▶ TASK PROMPT: Check every line below for the word "大型顶管工程" and copy each one that has it.
═════ EXERCISE MATERIALS
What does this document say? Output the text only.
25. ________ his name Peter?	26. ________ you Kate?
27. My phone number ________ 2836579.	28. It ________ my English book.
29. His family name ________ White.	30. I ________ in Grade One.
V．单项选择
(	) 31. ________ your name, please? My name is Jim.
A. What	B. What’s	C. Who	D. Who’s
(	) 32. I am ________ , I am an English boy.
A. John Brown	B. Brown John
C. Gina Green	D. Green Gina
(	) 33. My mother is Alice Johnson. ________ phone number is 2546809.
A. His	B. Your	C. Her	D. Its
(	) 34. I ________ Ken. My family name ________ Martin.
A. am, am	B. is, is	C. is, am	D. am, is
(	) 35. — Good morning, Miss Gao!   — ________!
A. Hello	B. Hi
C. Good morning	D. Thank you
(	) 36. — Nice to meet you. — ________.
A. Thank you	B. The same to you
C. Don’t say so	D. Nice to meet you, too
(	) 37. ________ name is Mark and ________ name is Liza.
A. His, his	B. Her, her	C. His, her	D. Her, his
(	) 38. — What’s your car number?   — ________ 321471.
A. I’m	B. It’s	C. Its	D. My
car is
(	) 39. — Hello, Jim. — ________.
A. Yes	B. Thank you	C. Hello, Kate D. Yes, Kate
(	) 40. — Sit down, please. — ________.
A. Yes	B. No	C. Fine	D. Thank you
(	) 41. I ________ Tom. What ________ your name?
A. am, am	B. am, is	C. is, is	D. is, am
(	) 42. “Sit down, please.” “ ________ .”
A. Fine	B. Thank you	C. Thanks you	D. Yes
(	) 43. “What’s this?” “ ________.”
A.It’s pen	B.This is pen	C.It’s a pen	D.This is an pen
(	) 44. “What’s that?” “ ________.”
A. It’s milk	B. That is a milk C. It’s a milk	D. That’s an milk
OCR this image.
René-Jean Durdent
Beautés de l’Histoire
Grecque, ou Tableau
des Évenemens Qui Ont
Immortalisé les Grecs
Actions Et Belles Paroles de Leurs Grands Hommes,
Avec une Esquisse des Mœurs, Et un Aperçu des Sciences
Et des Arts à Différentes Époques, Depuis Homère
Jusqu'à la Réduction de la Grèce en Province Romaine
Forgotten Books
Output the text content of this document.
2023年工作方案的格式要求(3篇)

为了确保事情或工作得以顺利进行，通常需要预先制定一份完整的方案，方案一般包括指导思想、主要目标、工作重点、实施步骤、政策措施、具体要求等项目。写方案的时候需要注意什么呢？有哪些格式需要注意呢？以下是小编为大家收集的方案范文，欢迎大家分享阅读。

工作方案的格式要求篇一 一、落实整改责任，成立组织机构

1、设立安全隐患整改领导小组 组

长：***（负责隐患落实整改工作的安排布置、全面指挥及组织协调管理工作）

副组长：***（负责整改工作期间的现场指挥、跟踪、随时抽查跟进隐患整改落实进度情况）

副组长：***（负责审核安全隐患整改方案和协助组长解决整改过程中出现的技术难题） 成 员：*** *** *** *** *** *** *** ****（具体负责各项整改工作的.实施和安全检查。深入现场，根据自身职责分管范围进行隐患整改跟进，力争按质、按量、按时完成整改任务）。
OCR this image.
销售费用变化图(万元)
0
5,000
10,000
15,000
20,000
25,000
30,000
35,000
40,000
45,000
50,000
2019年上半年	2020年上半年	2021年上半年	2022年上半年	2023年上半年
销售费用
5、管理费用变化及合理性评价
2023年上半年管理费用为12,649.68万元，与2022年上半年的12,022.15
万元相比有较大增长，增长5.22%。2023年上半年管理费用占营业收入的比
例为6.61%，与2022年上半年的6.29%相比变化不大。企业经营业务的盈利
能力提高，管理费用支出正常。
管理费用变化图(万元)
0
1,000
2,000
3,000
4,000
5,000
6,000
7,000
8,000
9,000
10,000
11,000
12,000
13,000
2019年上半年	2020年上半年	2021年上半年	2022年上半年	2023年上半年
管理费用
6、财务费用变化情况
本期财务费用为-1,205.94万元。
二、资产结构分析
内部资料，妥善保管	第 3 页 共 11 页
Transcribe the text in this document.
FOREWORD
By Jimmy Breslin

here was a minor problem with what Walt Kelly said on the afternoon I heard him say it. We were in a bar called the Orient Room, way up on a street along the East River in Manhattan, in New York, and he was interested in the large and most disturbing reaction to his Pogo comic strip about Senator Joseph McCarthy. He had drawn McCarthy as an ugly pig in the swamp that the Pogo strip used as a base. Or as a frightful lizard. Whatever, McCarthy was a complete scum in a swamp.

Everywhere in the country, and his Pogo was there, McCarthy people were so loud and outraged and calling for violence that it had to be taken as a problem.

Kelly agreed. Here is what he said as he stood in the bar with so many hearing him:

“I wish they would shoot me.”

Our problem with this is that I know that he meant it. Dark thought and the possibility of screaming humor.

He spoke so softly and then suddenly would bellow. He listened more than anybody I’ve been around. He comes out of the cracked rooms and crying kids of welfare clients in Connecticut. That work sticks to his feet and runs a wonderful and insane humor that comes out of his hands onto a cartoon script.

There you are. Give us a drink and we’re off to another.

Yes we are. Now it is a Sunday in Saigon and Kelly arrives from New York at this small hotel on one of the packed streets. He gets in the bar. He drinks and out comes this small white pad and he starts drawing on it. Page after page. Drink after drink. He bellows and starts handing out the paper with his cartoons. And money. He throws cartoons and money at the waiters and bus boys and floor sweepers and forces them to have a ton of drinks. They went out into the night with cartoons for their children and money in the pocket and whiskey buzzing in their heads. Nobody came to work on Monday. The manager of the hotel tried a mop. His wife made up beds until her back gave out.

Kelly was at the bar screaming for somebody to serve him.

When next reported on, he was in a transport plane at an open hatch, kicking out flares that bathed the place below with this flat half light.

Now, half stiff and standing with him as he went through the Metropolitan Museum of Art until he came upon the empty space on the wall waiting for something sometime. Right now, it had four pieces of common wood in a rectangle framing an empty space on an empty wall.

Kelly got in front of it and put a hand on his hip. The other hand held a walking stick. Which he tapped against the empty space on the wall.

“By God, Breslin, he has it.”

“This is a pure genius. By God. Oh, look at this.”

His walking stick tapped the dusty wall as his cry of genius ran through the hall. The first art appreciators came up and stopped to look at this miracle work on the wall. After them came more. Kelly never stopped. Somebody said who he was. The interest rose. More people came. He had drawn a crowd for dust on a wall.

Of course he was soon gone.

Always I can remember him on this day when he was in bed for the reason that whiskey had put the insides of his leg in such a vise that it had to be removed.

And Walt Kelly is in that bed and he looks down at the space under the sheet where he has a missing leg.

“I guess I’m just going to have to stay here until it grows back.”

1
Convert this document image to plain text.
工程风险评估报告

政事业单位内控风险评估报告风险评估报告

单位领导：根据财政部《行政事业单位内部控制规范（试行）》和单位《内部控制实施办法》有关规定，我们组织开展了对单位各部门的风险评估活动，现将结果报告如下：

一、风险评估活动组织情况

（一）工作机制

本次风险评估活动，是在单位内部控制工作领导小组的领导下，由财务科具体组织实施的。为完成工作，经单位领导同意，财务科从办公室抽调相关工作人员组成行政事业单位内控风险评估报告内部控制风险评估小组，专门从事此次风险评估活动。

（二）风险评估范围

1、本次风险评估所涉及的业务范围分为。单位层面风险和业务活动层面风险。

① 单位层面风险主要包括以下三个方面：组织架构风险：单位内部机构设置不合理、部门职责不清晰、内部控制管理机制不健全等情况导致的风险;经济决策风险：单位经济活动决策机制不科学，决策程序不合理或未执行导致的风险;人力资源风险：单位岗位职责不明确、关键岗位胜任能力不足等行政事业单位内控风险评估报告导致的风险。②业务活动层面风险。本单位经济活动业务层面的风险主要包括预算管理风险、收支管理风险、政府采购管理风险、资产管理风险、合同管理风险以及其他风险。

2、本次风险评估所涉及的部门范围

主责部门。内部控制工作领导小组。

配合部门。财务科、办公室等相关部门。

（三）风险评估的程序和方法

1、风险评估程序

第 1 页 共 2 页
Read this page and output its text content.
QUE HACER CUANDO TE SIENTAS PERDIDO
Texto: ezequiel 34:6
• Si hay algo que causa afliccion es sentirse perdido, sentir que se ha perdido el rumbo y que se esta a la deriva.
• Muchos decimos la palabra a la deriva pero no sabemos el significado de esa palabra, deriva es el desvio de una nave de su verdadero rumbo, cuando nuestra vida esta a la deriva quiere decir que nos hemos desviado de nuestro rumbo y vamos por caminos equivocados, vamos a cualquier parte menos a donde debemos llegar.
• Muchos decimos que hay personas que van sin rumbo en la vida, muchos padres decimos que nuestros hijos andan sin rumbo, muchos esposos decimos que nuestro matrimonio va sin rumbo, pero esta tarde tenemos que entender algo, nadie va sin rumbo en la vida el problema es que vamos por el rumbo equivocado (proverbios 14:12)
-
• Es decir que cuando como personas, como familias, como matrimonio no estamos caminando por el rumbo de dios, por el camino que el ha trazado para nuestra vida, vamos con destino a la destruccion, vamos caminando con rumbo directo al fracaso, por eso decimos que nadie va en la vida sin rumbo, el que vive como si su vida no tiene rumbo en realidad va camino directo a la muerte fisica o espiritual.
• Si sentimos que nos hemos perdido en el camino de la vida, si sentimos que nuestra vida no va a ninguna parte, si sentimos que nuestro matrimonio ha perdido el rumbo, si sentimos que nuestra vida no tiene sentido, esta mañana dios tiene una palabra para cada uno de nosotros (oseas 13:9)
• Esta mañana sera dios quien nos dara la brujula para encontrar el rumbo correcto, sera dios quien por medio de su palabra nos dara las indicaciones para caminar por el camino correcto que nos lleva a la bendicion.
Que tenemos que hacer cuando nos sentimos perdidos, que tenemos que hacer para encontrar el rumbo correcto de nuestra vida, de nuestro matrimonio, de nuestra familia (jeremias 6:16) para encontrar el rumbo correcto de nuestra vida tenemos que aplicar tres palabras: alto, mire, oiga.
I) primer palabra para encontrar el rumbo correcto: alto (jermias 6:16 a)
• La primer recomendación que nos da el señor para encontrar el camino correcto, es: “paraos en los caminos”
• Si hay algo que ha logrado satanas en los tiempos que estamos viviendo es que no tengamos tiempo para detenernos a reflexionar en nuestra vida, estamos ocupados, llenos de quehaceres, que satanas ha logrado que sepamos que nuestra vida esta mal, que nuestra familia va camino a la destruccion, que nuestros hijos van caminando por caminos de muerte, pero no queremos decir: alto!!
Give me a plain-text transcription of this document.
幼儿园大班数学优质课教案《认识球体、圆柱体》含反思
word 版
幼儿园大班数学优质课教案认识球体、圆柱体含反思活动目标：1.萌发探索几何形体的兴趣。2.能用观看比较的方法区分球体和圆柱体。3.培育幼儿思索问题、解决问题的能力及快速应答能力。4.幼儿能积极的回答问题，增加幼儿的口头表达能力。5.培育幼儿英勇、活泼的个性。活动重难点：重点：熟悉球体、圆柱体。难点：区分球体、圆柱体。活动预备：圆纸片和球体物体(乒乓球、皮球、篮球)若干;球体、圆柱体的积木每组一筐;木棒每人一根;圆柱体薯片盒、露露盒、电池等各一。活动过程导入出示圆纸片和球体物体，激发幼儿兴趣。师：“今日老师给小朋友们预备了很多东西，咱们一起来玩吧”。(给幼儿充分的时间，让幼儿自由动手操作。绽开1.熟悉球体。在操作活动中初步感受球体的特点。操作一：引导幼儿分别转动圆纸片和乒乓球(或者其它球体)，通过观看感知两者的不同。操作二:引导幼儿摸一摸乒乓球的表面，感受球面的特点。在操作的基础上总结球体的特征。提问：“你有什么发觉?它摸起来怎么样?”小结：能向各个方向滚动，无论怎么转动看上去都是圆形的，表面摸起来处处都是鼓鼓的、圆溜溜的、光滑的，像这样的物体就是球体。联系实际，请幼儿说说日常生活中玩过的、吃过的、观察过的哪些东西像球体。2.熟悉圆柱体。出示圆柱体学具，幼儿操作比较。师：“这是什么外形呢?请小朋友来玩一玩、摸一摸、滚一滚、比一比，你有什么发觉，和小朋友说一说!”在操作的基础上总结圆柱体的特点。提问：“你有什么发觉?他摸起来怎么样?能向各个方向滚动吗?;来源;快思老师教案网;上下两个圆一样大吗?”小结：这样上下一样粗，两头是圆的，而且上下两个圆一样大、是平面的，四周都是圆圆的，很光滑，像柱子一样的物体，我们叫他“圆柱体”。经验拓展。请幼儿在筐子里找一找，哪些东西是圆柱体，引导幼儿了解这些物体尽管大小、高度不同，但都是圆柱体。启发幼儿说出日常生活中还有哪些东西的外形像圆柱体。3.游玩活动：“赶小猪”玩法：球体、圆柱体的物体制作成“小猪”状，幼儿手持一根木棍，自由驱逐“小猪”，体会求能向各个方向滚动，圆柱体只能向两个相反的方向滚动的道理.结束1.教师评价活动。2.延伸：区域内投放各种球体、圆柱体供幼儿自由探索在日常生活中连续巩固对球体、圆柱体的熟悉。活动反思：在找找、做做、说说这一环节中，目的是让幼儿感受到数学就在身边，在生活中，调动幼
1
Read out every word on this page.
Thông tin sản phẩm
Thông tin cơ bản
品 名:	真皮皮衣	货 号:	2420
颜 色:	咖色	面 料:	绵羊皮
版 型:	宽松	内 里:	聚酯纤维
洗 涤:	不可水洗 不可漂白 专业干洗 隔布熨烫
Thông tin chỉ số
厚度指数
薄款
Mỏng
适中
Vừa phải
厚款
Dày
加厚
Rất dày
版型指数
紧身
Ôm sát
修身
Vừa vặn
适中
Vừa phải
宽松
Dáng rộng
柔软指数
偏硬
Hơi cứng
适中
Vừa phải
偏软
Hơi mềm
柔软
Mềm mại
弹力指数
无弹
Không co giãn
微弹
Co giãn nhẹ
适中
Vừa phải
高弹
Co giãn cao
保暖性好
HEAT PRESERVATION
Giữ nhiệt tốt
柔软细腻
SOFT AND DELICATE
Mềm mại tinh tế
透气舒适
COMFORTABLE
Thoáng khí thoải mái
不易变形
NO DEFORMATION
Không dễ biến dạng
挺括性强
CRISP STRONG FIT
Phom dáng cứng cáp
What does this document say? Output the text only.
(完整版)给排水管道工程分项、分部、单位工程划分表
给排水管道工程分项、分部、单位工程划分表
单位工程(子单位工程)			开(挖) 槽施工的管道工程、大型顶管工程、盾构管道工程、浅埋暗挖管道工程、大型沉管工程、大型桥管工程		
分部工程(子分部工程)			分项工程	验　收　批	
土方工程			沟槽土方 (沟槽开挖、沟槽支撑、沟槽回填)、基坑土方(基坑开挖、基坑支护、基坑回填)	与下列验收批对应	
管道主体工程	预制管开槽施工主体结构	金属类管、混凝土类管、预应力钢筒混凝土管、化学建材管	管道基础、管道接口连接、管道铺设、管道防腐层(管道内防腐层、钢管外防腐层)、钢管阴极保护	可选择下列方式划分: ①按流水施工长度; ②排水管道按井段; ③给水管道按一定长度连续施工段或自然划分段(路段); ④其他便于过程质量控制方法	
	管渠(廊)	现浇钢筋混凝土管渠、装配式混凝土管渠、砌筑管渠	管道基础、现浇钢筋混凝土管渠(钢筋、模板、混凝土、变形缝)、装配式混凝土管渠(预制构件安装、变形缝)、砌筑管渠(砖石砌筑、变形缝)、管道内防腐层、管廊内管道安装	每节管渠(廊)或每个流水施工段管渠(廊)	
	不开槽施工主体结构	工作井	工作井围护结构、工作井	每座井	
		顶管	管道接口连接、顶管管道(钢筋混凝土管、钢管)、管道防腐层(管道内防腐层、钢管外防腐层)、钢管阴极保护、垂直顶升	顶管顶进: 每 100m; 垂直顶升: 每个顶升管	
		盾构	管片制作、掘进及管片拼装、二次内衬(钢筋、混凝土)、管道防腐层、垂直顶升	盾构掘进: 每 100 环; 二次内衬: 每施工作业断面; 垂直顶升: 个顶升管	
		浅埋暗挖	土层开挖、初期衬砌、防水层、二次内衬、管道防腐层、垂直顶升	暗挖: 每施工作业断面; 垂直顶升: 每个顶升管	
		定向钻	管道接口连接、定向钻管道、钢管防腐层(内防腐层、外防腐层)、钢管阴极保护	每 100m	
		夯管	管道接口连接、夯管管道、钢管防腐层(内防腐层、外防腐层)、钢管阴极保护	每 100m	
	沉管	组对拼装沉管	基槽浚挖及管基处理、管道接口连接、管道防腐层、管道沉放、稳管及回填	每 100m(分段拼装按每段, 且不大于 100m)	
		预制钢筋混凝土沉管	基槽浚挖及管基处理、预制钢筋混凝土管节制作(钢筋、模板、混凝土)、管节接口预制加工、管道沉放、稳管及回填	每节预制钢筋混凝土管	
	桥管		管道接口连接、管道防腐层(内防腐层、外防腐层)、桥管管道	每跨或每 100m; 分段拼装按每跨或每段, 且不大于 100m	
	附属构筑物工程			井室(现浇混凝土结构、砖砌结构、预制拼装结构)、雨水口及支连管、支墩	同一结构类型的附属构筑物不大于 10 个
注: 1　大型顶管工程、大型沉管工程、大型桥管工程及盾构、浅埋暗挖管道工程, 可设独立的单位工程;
══════════
▶ ANSWER FOR THIS EXERCISE:
单位工程(子单位工程)			开(挖) 槽施工的管道工程、大型顶管工程、盾构管道工程、浅埋暗挖管道工程、大型沉管工程、大型桥管工程		
注: 1　大型顶管工程、大型沉管工程、大型桥管工程及盾构、浅埋暗挖管道工程, 可设独立的单位工程;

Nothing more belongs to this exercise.